WHAT TO WORK ON =
Below is a listing to transcribe in full and exactly; keep the pictures out.

INPUT =
(begin)

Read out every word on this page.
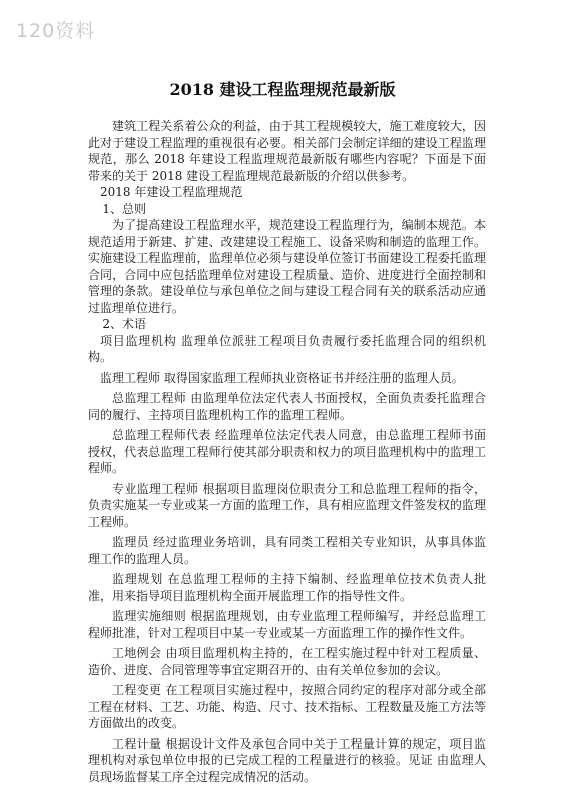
120资料
2018 建设工程监理规范最新版

建筑工程关系着公众的利益，由于其工程规模较大，施工难度较大，因此对于建设工程监理的重视很有必要。相关部门会制定详细的建设工程监理规范，那么 2018 年建设工程监理规范最新版有哪些内容呢？下面是下面带来的关于 2018 建设工程监理规范最新版的介绍以供参考。

2018 年建设工程监理规范

1、总则

为了提高建设工程监理水平，规范建设工程监理行为，编制本规范。本规范适用于新建、扩建、改建建设工程施工、设备采购和制造的监理工作。实施建设工程监理前，监理单位必须与建设单位签订书面建设工程委托监理合同，合同中应包括监理单位对建设工程质量、造价、进度进行全面控制和管理的条款。建设单位与承包单位之间与建设工程合同有关的联系活动应通过监理单位进行。

2、术语

项目监理机构 监理单位派驻工程项目负责履行委托监理合同的组织机构。

监理工程师 取得国家监理工程师执业资格证书并经注册的监理人员。

总监理工程师 由监理单位法定代表人书面授权，全面负责委托监理合同的履行、主持项目监理机构工作的监理工程师。

总监理工程师代表 经监理单位法定代表人同意，由总监理工程师书面授权，代表总监理工程师行使其部分职责和权力的项目监理机构中的监理工程师。

专业监理工程师 根据项目监理岗位职责分工和总监理工程师的指令，负责实施某一专业或某一方面的监理工作，具有相应监理文件签发权的监理工程师。

监理员 经过监理业务培训，具有同类工程相关专业知识，从事具体监理工作的监理人员。

监理规划 在总监理工程师的主持下编制、经监理单位技术负责人批准，用来指导项目监理机构全面开展监理工作的指导性文件。

监理实施细则 根据监理规划，由专业监理工程师编写，并经总监理工程师批准，针对工程项目中某一专业或某一方面监理工作的操作性文件。

工地例会 由项目监理机构主持的，在工程实施过程中针对工程质量、造价、进度、合同管理等事宜定期召开的、由有关单位参加的会议。

工程变更 在工程项目实施过程中，按照合同约定的程序对部分或全部工程在材料、工艺、功能、构造、尺寸、技术指标、工程数量及施工方法等方面做出的改变。

工程计量 根据设计文件及承包合同中关于工程量计算的规定，项目监理机构对承包单位申报的已完成工程的工程量进行的核验。见证 由监理人员现场监督某工序全过程完成情况的活动。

(end)

RESULT =
Read out every word on this page.
120资料
2018 建设工程监理规范最新版

建筑工程关系着公众的利益，由于其工程规模较大，施工难度较大，因此对于建设工程监理的重视很有必要。相关部门会制定详细的建设工程监理规范，那么 2018 年建设工程监理规范最新版有哪些内容呢？下面是下面带来的关于 2018 建设工程监理规范最新版的介绍以供参考。

2018 年建设工程监理规范

1、总则

为了提高建设工程监理水平，规范建设工程监理行为，编制本规范。本规范适用于新建、扩建、改建建设工程施工、设备采购和制造的监理工作。实施建设工程监理前，监理单位必须与建设单位签订书面建设工程委托监理合同，合同中应包括监理单位对建设工程质量、造价、进度进行全面控制和管理的条款。建设单位与承包单位之间与建设工程合同有关的联系活动应通过监理单位进行。

2、术语

项目监理机构 监理单位派驻工程项目负责履行委托监理合同的组织机构。

监理工程师 取得国家监理工程师执业资格证书并经注册的监理人员。

总监理工程师 由监理单位法定代表人书面授权，全面负责委托监理合同的履行、主持项目监理机构工作的监理工程师。

总监理工程师代表 经监理单位法定代表人同意，由总监理工程师书面授权，代表总监理工程师行使其部分职责和权力的项目监理机构中的监理工程师。

专业监理工程师 根据项目监理岗位职责分工和总监理工程师的指令，负责实施某一专业或某一方面的监理工作，具有相应监理文件签发权的监理工程师。

监理员 经过监理业务培训，具有同类工程相关专业知识，从事具体监理工作的监理人员。

监理规划 在总监理工程师的主持下编制、经监理单位技术负责人批准，用来指导项目监理机构全面开展监理工作的指导性文件。

监理实施细则 根据监理规划，由专业监理工程师编写，并经总监理工程师批准，针对工程项目中某一专业或某一方面监理工作的操作性文件。

工地例会 由项目监理机构主持的，在工程实施过程中针对工程质量、造价、进度、合同管理等事宜定期召开的、由有关单位参加的会议。

工程变更 在工程项目实施过程中，按照合同约定的程序对部分或全部工程在材料、工艺、功能、构造、尺寸、技术指标、工程数量及施工方法等方面做出的改变。

工程计量 根据设计文件及承包合同中关于工程量计算的规定，项目监理机构对承包单位申报的已完成工程的工程量进行的核验。见证 由监理人员现场监督某工序全过程完成情况的活动。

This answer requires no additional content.